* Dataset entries

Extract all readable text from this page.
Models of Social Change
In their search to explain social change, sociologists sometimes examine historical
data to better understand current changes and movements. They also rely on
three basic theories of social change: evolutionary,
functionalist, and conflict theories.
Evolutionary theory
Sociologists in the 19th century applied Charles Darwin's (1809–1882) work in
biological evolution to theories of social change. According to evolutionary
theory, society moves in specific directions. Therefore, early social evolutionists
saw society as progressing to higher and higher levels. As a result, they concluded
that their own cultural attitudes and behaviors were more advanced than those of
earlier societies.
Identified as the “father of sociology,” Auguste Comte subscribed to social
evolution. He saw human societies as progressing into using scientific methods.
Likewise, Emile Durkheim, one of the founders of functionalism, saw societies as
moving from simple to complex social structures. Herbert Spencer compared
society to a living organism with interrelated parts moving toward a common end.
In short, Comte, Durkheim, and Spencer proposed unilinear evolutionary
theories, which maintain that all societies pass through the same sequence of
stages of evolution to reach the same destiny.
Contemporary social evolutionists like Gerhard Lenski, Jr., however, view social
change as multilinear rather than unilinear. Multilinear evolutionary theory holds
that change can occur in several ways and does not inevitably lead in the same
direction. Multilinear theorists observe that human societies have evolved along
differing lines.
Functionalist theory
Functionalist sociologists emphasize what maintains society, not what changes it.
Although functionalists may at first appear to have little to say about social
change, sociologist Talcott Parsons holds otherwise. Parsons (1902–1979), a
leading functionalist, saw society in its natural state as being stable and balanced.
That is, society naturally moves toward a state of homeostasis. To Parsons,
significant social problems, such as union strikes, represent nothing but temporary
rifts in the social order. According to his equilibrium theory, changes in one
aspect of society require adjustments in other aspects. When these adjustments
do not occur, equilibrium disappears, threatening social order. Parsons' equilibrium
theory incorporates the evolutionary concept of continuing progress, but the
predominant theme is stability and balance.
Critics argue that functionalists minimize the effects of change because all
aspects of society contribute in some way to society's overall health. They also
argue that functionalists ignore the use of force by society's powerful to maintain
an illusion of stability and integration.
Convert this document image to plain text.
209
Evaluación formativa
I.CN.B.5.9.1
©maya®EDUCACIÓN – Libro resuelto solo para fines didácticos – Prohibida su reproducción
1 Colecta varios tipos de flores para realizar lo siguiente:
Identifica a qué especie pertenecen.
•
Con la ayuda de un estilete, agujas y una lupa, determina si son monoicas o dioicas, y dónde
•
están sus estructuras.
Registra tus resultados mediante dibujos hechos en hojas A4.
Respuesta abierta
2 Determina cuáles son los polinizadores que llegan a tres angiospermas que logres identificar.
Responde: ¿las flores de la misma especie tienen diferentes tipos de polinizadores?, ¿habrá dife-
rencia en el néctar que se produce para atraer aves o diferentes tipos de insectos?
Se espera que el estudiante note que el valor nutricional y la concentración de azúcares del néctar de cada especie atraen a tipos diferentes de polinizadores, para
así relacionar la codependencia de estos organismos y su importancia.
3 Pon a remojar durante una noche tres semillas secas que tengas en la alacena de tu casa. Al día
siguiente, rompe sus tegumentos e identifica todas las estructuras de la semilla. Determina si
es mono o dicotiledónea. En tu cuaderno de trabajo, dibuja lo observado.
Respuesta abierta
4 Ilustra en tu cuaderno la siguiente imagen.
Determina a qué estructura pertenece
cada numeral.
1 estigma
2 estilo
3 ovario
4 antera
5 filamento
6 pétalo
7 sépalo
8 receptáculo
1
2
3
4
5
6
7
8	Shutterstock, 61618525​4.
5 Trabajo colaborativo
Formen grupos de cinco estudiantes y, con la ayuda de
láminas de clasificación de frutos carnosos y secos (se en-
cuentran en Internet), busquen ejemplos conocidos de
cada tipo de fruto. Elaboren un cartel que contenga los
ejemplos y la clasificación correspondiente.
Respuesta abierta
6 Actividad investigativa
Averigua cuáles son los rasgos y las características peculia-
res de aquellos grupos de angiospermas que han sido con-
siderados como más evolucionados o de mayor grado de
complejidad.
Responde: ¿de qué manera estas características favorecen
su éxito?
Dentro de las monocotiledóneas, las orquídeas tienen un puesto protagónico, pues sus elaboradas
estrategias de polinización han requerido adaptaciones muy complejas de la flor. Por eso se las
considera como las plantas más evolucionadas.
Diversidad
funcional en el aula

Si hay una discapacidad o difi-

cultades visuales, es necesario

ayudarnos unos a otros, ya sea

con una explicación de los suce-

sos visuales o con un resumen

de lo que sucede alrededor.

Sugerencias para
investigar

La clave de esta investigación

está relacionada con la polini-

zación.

* What is asked
Repeat every line of the data, exactly and in full.

* Exercise answer
Extract all readable text from this page.
Models of Social Change
In their search to explain social change, sociologists sometimes examine historical
data to better understand current changes and movements. They also rely on
three basic theories of social change: evolutionary,
functionalist, and conflict theories.
Evolutionary theory
Sociologists in the 19th century applied Charles Darwin's (1809–1882) work in
biological evolution to theories of social change. According to evolutionary
theory, society moves in specific directions. Therefore, early social evolutionists
saw society as progressing to higher and higher levels. As a result, they concluded
that their own cultural attitudes and behaviors were more advanced than those of
earlier societies.
Identified as the “father of sociology,” Auguste Comte subscribed to social
evolution. He saw human societies as progressing into using scientific methods.
Likewise, Emile Durkheim, one of the founders of functionalism, saw societies as
moving from simple to complex social structures. Herbert Spencer compared
society to a living organism with interrelated parts moving toward a common end.
In short, Comte, Durkheim, and Spencer proposed unilinear evolutionary
theories, which maintain that all societies pass through the same sequence of
stages of evolution to reach the same destiny.
Contemporary social evolutionists like Gerhard Lenski, Jr., however, view social
change as multilinear rather than unilinear. Multilinear evolutionary theory holds
that change can occur in several ways and does not inevitably lead in the same
direction. Multilinear theorists observe that human societies have evolved along
differing lines.
Functionalist theory
Functionalist sociologists emphasize what maintains society, not what changes it.
Although functionalists may at first appear to have little to say about social
change, sociologist Talcott Parsons holds otherwise. Parsons (1902–1979), a
leading functionalist, saw society in its natural state as being stable and balanced.
That is, society naturally moves toward a state of homeostasis. To Parsons,
significant social problems, such as union strikes, represent nothing but temporary
rifts in the social order. According to his equilibrium theory, changes in one
aspect of society require adjustments in other aspects. When these adjustments
do not occur, equilibrium disappears, threatening social order. Parsons' equilibrium
theory incorporates the evolutionary concept of continuing progress, but the
predominant theme is stability and balance.
Critics argue that functionalists minimize the effects of change because all
aspects of society contribute in some way to society's overall health. They also
argue that functionalists ignore the use of force by society's powerful to maintain
an illusion of stability and integration.
Convert this document image to plain text.
209
Evaluación formativa
I.CN.B.5.9.1
©maya®EDUCACIÓN – Libro resuelto solo para fines didácticos – Prohibida su reproducción
1 Colecta varios tipos de flores para realizar lo siguiente:
Identifica a qué especie pertenecen.
•
Con la ayuda de un estilete, agujas y una lupa, determina si son monoicas o dioicas, y dónde
•
están sus estructuras.
Registra tus resultados mediante dibujos hechos en hojas A4.
Respuesta abierta
2 Determina cuáles son los polinizadores que llegan a tres angiospermas que logres identificar.
Responde: ¿las flores de la misma especie tienen diferentes tipos de polinizadores?, ¿habrá dife-
rencia en el néctar que se produce para atraer aves o diferentes tipos de insectos?
Se espera que el estudiante note que el valor nutricional y la concentración de azúcares del néctar de cada especie atraen a tipos diferentes de polinizadores, para
así relacionar la codependencia de estos organismos y su importancia.
3 Pon a remojar durante una noche tres semillas secas que tengas en la alacena de tu casa. Al día
siguiente, rompe sus tegumentos e identifica todas las estructuras de la semilla. Determina si
es mono o dicotiledónea. En tu cuaderno de trabajo, dibuja lo observado.
Respuesta abierta
4 Ilustra en tu cuaderno la siguiente imagen.
Determina a qué estructura pertenece
cada numeral.
1 estigma
2 estilo
3 ovario
4 antera
5 filamento
6 pétalo
7 sépalo
8 receptáculo
1
2
3
4
5
6
7
8	Shutterstock, 61618525​4.
5 Trabajo colaborativo
Formen grupos de cinco estudiantes y, con la ayuda de
láminas de clasificación de frutos carnosos y secos (se en-
cuentran en Internet), busquen ejemplos conocidos de
cada tipo de fruto. Elaboren un cartel que contenga los
ejemplos y la clasificación correspondiente.
Respuesta abierta
6 Actividad investigativa
Averigua cuáles son los rasgos y las características peculia-
res de aquellos grupos de angiospermas que han sido con-
siderados como más evolucionados o de mayor grado de
complejidad.
Responde: ¿de qué manera estas características favorecen
su éxito?
Dentro de las monocotiledóneas, las orquídeas tienen un puesto protagónico, pues sus elaboradas
estrategias de polinización han requerido adaptaciones muy complejas de la flor. Por eso se las
considera como las plantas más evolucionadas.
Diversidad
funcional en el aula

Si hay una discapacidad o difi-

cultades visuales, es necesario

ayudarnos unos a otros, ya sea

con una explicación de los suce-

sos visuales o con un resumen

de lo que sucede alrededor.

Sugerencias para
investigar

La clave de esta investigación

está relacionada con la polini-

zación.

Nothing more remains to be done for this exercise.